--- Start ---

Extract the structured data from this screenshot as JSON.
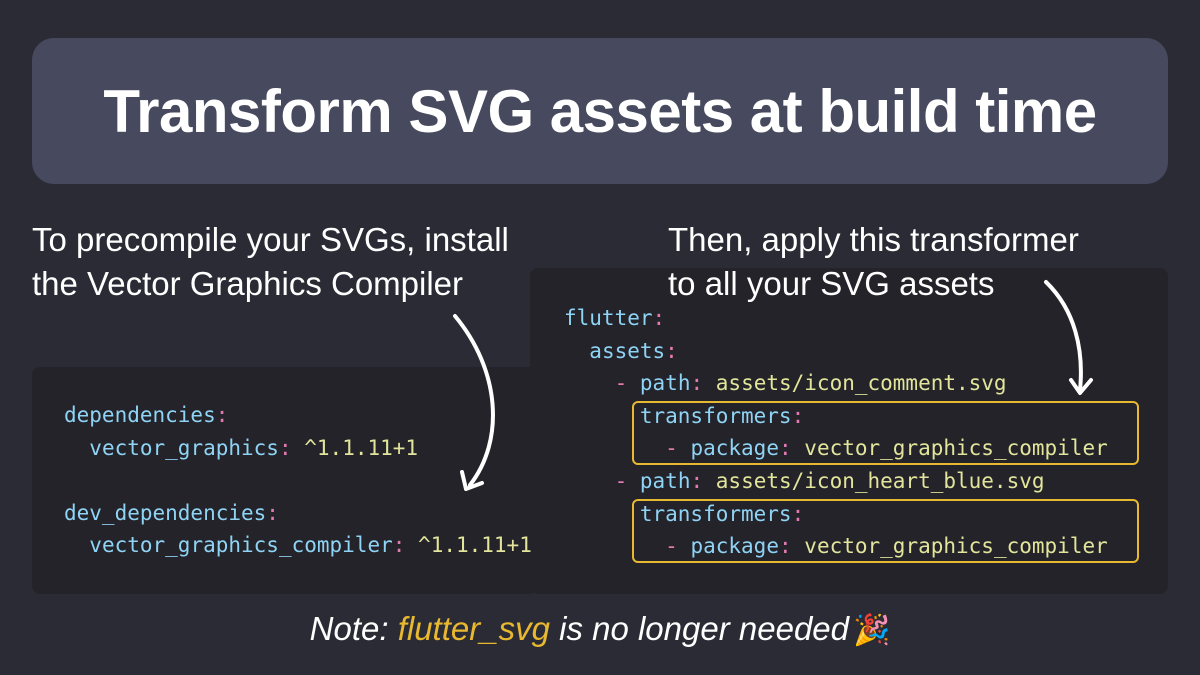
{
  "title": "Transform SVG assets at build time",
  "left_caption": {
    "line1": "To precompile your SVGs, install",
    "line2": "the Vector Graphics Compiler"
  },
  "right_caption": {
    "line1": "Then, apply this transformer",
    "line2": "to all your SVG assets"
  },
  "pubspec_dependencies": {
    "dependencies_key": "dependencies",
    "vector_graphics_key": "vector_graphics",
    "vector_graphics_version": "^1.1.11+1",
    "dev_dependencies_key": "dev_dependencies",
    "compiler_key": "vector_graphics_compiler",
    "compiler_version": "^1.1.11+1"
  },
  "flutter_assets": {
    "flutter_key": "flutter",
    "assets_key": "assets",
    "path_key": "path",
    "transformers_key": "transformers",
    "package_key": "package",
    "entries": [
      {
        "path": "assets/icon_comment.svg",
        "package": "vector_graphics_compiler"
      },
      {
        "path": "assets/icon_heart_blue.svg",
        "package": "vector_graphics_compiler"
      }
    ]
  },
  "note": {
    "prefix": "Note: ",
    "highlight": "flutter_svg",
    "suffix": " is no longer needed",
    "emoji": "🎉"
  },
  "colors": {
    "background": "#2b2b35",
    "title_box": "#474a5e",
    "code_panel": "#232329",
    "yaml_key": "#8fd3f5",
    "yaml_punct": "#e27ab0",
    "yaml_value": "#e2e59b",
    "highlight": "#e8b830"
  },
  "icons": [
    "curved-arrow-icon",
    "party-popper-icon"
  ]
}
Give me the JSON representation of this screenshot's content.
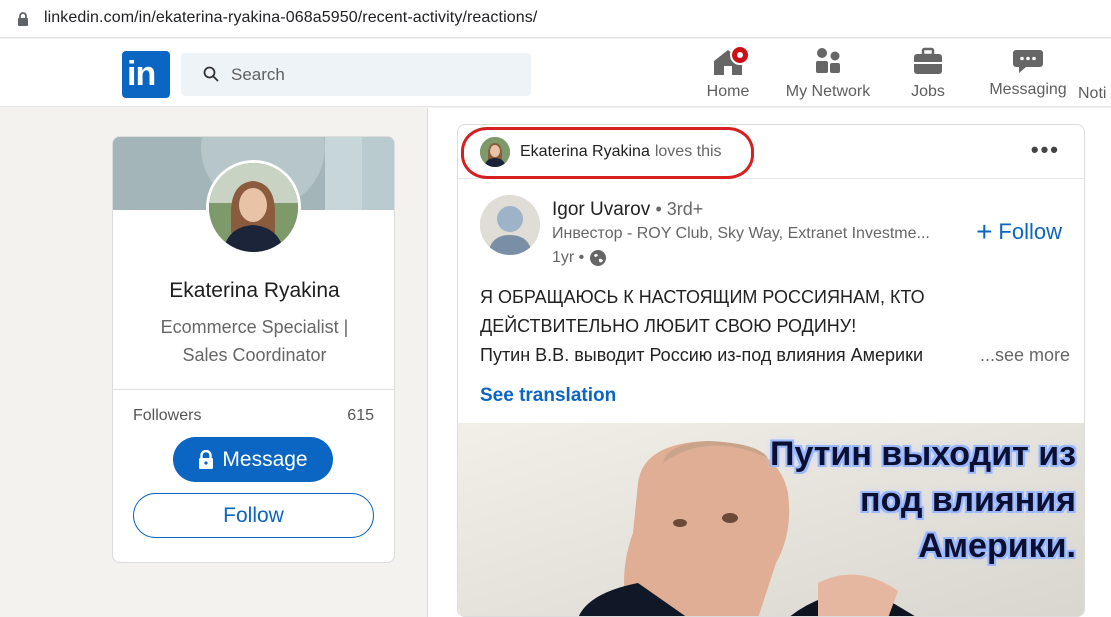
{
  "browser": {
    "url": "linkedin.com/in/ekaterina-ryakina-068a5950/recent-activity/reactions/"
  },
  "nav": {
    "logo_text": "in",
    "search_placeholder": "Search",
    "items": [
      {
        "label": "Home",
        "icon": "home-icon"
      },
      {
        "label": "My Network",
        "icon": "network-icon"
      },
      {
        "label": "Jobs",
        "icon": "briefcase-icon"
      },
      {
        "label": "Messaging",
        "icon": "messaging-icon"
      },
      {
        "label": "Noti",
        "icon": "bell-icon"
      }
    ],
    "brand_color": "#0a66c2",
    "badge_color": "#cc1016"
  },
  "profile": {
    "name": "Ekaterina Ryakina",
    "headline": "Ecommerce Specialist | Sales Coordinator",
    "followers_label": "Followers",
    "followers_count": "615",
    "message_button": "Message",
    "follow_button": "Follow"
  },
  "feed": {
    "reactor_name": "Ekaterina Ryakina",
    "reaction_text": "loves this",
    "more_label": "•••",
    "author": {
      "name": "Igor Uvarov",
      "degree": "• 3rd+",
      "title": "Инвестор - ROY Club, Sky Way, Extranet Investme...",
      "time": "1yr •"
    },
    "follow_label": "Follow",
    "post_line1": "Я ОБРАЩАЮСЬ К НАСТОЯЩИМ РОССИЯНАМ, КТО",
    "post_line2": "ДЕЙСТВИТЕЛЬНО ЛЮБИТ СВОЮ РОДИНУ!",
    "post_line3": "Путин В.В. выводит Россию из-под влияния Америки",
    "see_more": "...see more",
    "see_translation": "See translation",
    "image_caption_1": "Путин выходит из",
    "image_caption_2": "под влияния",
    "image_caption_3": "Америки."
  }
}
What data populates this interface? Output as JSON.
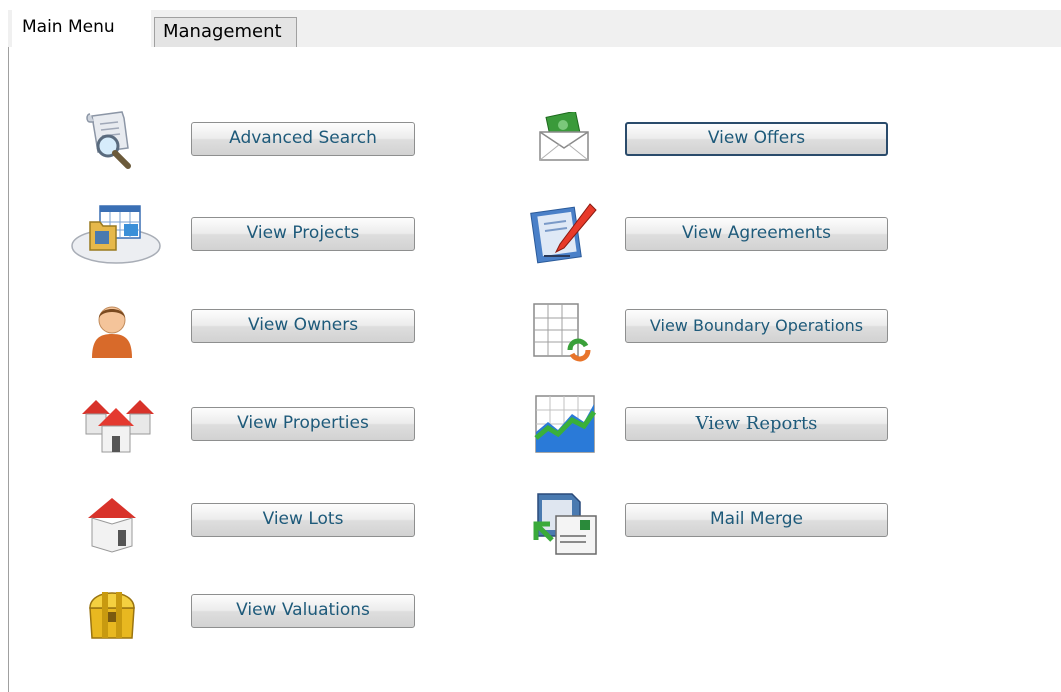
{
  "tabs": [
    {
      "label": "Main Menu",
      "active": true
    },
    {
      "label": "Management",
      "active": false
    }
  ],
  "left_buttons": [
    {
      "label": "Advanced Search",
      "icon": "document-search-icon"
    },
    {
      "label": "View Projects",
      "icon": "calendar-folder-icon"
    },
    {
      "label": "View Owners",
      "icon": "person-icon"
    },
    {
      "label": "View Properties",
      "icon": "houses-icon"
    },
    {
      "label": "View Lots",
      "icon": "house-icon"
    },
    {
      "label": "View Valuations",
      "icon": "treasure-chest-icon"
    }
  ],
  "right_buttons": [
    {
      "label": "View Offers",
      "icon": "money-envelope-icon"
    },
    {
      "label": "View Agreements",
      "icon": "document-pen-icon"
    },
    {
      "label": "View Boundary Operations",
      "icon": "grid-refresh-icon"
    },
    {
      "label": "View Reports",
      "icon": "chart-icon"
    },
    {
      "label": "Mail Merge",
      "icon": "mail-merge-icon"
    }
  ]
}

--- End ---

Leaving all pictures aside, quote each record exactly.

Extract the structured data from this screenshot as JSON.
{
  "title": "Transform SVG assets at build time",
  "left_caption": {
    "line1": "To precompile your SVGs, install",
    "line2": "the Vector Graphics Compiler"
  },
  "right_caption": {
    "line1": "Then, apply this transformer",
    "line2": "to all your SVG assets"
  },
  "pubspec_dependencies": {
    "dependencies_key": "dependencies",
    "vector_graphics_key": "vector_graphics",
    "vector_graphics_version": "^1.1.11+1",
    "dev_dependencies_key": "dev_dependencies",
    "compiler_key": "vector_graphics_compiler",
    "compiler_version": "^1.1.11+1"
  },
  "flutter_assets": {
    "flutter_key": "flutter",
    "assets_key": "assets",
    "path_key": "path",
    "transformers_key": "transformers",
    "package_key": "package",
    "entries": [
      {
        "path": "assets/icon_comment.svg",
        "package": "vector_graphics_compiler"
      },
      {
        "path": "assets/icon_heart_blue.svg",
        "package": "vector_graphics_compiler"
      }
    ]
  },
  "note": {
    "prefix": "Note: ",
    "highlight": "flutter_svg",
    "suffix": " is no longer needed",
    "emoji": "🎉"
  },
  "colors": {
    "background": "#2b2b35",
    "title_box": "#474a5e",
    "code_panel": "#232329",
    "yaml_key": "#8fd3f5",
    "yaml_punct": "#e27ab0",
    "yaml_value": "#e2e59b",
    "highlight": "#e8b830"
  },
  "icons": [
    "curved-arrow-icon",
    "party-popper-icon"
  ]
}
Give me the JSON representation of this screenshot's content.
{
  "browser": {
    "url": "linkedin.com/in/ekaterina-ryakina-068a5950/recent-activity/reactions/"
  },
  "nav": {
    "logo_text": "in",
    "search_placeholder": "Search",
    "items": [
      {
        "label": "Home",
        "icon": "home-icon"
      },
      {
        "label": "My Network",
        "icon": "network-icon"
      },
      {
        "label": "Jobs",
        "icon": "briefcase-icon"
      },
      {
        "label": "Messaging",
        "icon": "messaging-icon"
      },
      {
        "label": "Noti",
        "icon": "bell-icon"
      }
    ],
    "brand_color": "#0a66c2",
    "badge_color": "#cc1016"
  },
  "profile": {
    "name": "Ekaterina Ryakina",
    "headline": "Ecommerce Specialist | Sales Coordinator",
    "followers_label": "Followers",
    "followers_count": "615",
    "message_button": "Message",
    "follow_button": "Follow"
  },
  "feed": {
    "reactor_name": "Ekaterina Ryakina",
    "reaction_text": "loves this",
    "more_label": "•••",
    "author": {
      "name": "Igor Uvarov",
      "degree": "• 3rd+",
      "title": "Инвестор - ROY Club, Sky Way, Extranet Investme...",
      "time": "1yr •"
    },
    "follow_label": "Follow",
    "post_line1": "Я ОБРАЩАЮСЬ К НАСТОЯЩИМ РОССИЯНАМ, КТО",
    "post_line2": "ДЕЙСТВИТЕЛЬНО ЛЮБИТ СВОЮ РОДИНУ!",
    "post_line3": "Путин В.В. выводит Россию из-под влияния Америки",
    "see_more": "...see more",
    "see_translation": "See translation",
    "image_caption_1": "Путин выходит из",
    "image_caption_2": "под влияния",
    "image_caption_3": "Америки."
  }
}
What data populates this interface? Output as JSON.
{
  "tabs": [
    {
      "label": "Main Menu",
      "active": true
    },
    {
      "label": "Management",
      "active": false
    }
  ],
  "left_buttons": [
    {
      "label": "Advanced Search",
      "icon": "document-search-icon"
    },
    {
      "label": "View Projects",
      "icon": "calendar-folder-icon"
    },
    {
      "label": "View Owners",
      "icon": "person-icon"
    },
    {
      "label": "View Properties",
      "icon": "houses-icon"
    },
    {
      "label": "View Lots",
      "icon": "house-icon"
    },
    {
      "label": "View Valuations",
      "icon": "treasure-chest-icon"
    }
  ],
  "right_buttons": [
    {
      "label": "View Offers",
      "icon": "money-envelope-icon"
    },
    {
      "label": "View Agreements",
      "icon": "document-pen-icon"
    },
    {
      "label": "View Boundary Operations",
      "icon": "grid-refresh-icon"
    },
    {
      "label": "View Reports",
      "icon": "chart-icon"
    },
    {
      "label": "Mail Merge",
      "icon": "mail-merge-icon"
    }
  ]
}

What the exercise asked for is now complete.